- [DIRECTIONS]
Write out all of the entries that follow, word for word, but skip the pictures.

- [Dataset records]

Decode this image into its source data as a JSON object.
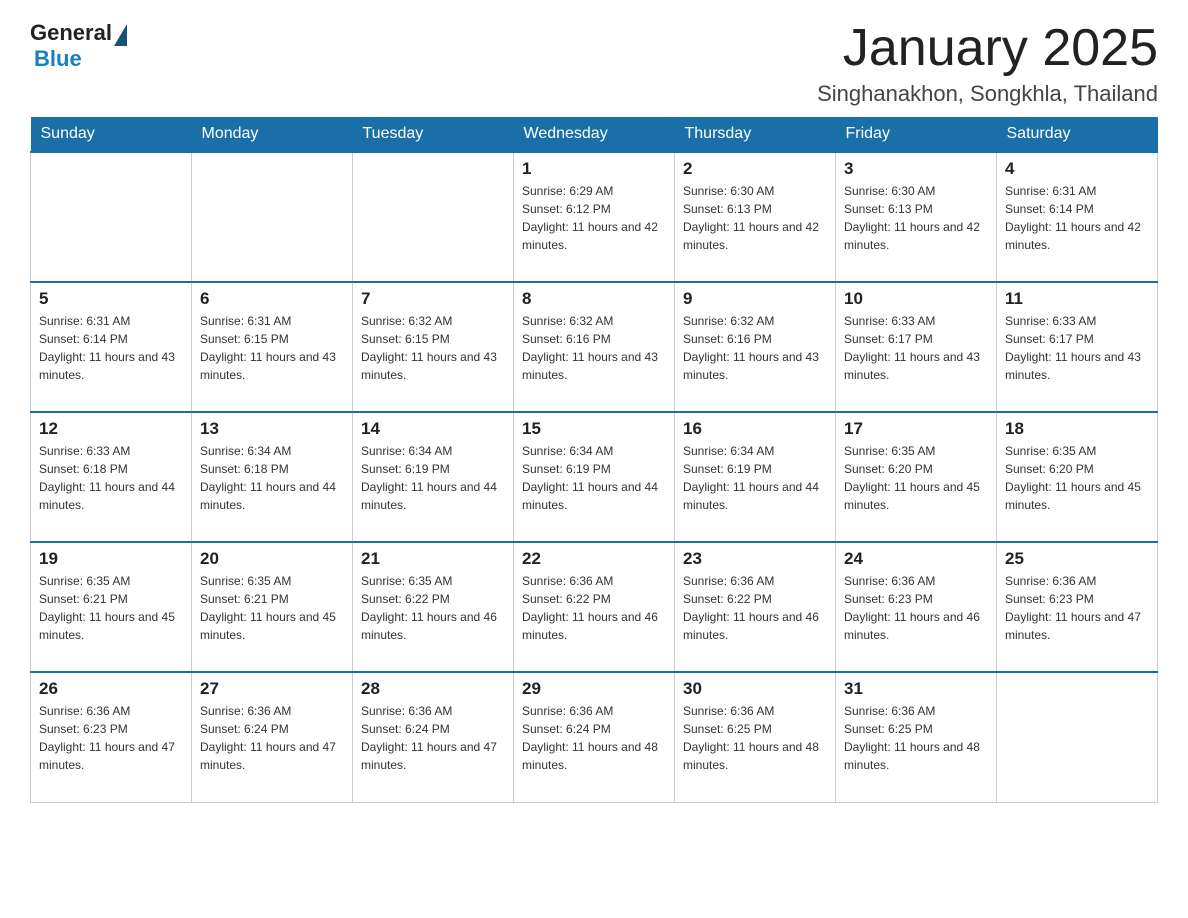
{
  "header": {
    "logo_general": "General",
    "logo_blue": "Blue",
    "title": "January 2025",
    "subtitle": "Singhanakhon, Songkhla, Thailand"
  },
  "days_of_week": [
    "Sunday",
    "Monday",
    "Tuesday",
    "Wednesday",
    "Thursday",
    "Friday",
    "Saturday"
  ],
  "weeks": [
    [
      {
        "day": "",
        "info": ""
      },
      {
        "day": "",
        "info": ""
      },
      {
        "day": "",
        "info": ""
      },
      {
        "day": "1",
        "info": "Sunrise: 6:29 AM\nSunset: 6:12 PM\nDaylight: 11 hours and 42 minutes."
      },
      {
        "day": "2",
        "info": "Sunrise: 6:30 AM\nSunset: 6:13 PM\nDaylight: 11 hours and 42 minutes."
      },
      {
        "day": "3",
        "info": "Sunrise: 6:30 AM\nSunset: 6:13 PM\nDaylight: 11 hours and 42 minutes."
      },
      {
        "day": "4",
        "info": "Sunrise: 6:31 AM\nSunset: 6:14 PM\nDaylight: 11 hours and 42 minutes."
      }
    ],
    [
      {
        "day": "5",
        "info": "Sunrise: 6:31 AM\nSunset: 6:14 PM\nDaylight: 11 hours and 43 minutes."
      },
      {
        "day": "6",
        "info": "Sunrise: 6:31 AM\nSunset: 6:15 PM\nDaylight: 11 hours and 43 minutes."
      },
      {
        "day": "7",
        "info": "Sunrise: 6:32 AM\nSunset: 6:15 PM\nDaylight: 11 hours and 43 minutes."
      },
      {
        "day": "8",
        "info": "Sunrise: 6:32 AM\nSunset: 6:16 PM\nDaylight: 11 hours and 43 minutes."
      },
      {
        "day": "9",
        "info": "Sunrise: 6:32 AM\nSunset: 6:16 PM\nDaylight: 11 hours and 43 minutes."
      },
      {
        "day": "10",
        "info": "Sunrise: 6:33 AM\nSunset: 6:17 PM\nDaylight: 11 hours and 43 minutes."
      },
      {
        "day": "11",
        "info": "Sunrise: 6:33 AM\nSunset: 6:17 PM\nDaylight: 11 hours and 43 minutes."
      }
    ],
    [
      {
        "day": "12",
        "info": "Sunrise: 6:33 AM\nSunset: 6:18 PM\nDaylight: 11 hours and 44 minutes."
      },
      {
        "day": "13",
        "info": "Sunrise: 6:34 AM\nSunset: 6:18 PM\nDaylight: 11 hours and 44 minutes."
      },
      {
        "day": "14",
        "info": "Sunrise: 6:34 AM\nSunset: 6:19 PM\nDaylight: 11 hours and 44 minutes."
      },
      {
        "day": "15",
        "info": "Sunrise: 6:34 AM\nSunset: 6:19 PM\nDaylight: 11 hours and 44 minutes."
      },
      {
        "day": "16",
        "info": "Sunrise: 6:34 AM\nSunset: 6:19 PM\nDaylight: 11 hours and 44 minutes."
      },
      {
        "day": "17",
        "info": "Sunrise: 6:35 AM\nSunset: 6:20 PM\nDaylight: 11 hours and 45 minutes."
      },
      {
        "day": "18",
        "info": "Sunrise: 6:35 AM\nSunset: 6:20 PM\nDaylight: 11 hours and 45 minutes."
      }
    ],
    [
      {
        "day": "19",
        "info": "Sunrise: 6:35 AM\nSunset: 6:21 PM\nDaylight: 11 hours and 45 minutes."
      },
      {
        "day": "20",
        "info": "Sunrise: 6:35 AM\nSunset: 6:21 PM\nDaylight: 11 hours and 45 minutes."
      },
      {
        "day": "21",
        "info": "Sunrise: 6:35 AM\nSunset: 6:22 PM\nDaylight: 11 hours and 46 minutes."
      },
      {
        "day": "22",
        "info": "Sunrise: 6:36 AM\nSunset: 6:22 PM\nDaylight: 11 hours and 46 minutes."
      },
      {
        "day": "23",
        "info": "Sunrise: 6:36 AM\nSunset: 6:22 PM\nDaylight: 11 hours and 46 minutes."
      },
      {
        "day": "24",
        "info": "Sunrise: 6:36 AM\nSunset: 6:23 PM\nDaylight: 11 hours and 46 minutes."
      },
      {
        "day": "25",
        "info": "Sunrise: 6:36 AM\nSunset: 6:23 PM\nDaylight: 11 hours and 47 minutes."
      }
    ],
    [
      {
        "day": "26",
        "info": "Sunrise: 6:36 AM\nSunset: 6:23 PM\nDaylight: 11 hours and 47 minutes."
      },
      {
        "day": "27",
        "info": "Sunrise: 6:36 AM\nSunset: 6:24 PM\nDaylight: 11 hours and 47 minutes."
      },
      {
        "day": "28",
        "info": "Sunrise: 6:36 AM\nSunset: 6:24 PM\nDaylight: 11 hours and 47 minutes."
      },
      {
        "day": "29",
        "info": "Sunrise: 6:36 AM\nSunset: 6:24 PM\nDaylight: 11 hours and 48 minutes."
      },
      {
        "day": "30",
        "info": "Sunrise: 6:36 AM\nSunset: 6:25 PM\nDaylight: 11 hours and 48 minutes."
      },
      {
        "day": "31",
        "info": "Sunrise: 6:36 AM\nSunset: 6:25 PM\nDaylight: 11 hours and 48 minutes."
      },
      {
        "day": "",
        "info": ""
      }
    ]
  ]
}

- [FULL OUTPUT]
Decode this image into its source data as a JSON object.
{
  "header": {
    "logo_general": "General",
    "logo_blue": "Blue",
    "title": "January 2025",
    "subtitle": "Singhanakhon, Songkhla, Thailand"
  },
  "days_of_week": [
    "Sunday",
    "Monday",
    "Tuesday",
    "Wednesday",
    "Thursday",
    "Friday",
    "Saturday"
  ],
  "weeks": [
    [
      {
        "day": "",
        "info": ""
      },
      {
        "day": "",
        "info": ""
      },
      {
        "day": "",
        "info": ""
      },
      {
        "day": "1",
        "info": "Sunrise: 6:29 AM\nSunset: 6:12 PM\nDaylight: 11 hours and 42 minutes."
      },
      {
        "day": "2",
        "info": "Sunrise: 6:30 AM\nSunset: 6:13 PM\nDaylight: 11 hours and 42 minutes."
      },
      {
        "day": "3",
        "info": "Sunrise: 6:30 AM\nSunset: 6:13 PM\nDaylight: 11 hours and 42 minutes."
      },
      {
        "day": "4",
        "info": "Sunrise: 6:31 AM\nSunset: 6:14 PM\nDaylight: 11 hours and 42 minutes."
      }
    ],
    [
      {
        "day": "5",
        "info": "Sunrise: 6:31 AM\nSunset: 6:14 PM\nDaylight: 11 hours and 43 minutes."
      },
      {
        "day": "6",
        "info": "Sunrise: 6:31 AM\nSunset: 6:15 PM\nDaylight: 11 hours and 43 minutes."
      },
      {
        "day": "7",
        "info": "Sunrise: 6:32 AM\nSunset: 6:15 PM\nDaylight: 11 hours and 43 minutes."
      },
      {
        "day": "8",
        "info": "Sunrise: 6:32 AM\nSunset: 6:16 PM\nDaylight: 11 hours and 43 minutes."
      },
      {
        "day": "9",
        "info": "Sunrise: 6:32 AM\nSunset: 6:16 PM\nDaylight: 11 hours and 43 minutes."
      },
      {
        "day": "10",
        "info": "Sunrise: 6:33 AM\nSunset: 6:17 PM\nDaylight: 11 hours and 43 minutes."
      },
      {
        "day": "11",
        "info": "Sunrise: 6:33 AM\nSunset: 6:17 PM\nDaylight: 11 hours and 43 minutes."
      }
    ],
    [
      {
        "day": "12",
        "info": "Sunrise: 6:33 AM\nSunset: 6:18 PM\nDaylight: 11 hours and 44 minutes."
      },
      {
        "day": "13",
        "info": "Sunrise: 6:34 AM\nSunset: 6:18 PM\nDaylight: 11 hours and 44 minutes."
      },
      {
        "day": "14",
        "info": "Sunrise: 6:34 AM\nSunset: 6:19 PM\nDaylight: 11 hours and 44 minutes."
      },
      {
        "day": "15",
        "info": "Sunrise: 6:34 AM\nSunset: 6:19 PM\nDaylight: 11 hours and 44 minutes."
      },
      {
        "day": "16",
        "info": "Sunrise: 6:34 AM\nSunset: 6:19 PM\nDaylight: 11 hours and 44 minutes."
      },
      {
        "day": "17",
        "info": "Sunrise: 6:35 AM\nSunset: 6:20 PM\nDaylight: 11 hours and 45 minutes."
      },
      {
        "day": "18",
        "info": "Sunrise: 6:35 AM\nSunset: 6:20 PM\nDaylight: 11 hours and 45 minutes."
      }
    ],
    [
      {
        "day": "19",
        "info": "Sunrise: 6:35 AM\nSunset: 6:21 PM\nDaylight: 11 hours and 45 minutes."
      },
      {
        "day": "20",
        "info": "Sunrise: 6:35 AM\nSunset: 6:21 PM\nDaylight: 11 hours and 45 minutes."
      },
      {
        "day": "21",
        "info": "Sunrise: 6:35 AM\nSunset: 6:22 PM\nDaylight: 11 hours and 46 minutes."
      },
      {
        "day": "22",
        "info": "Sunrise: 6:36 AM\nSunset: 6:22 PM\nDaylight: 11 hours and 46 minutes."
      },
      {
        "day": "23",
        "info": "Sunrise: 6:36 AM\nSunset: 6:22 PM\nDaylight: 11 hours and 46 minutes."
      },
      {
        "day": "24",
        "info": "Sunrise: 6:36 AM\nSunset: 6:23 PM\nDaylight: 11 hours and 46 minutes."
      },
      {
        "day": "25",
        "info": "Sunrise: 6:36 AM\nSunset: 6:23 PM\nDaylight: 11 hours and 47 minutes."
      }
    ],
    [
      {
        "day": "26",
        "info": "Sunrise: 6:36 AM\nSunset: 6:23 PM\nDaylight: 11 hours and 47 minutes."
      },
      {
        "day": "27",
        "info": "Sunrise: 6:36 AM\nSunset: 6:24 PM\nDaylight: 11 hours and 47 minutes."
      },
      {
        "day": "28",
        "info": "Sunrise: 6:36 AM\nSunset: 6:24 PM\nDaylight: 11 hours and 47 minutes."
      },
      {
        "day": "29",
        "info": "Sunrise: 6:36 AM\nSunset: 6:24 PM\nDaylight: 11 hours and 48 minutes."
      },
      {
        "day": "30",
        "info": "Sunrise: 6:36 AM\nSunset: 6:25 PM\nDaylight: 11 hours and 48 minutes."
      },
      {
        "day": "31",
        "info": "Sunrise: 6:36 AM\nSunset: 6:25 PM\nDaylight: 11 hours and 48 minutes."
      },
      {
        "day": "",
        "info": ""
      }
    ]
  ]
}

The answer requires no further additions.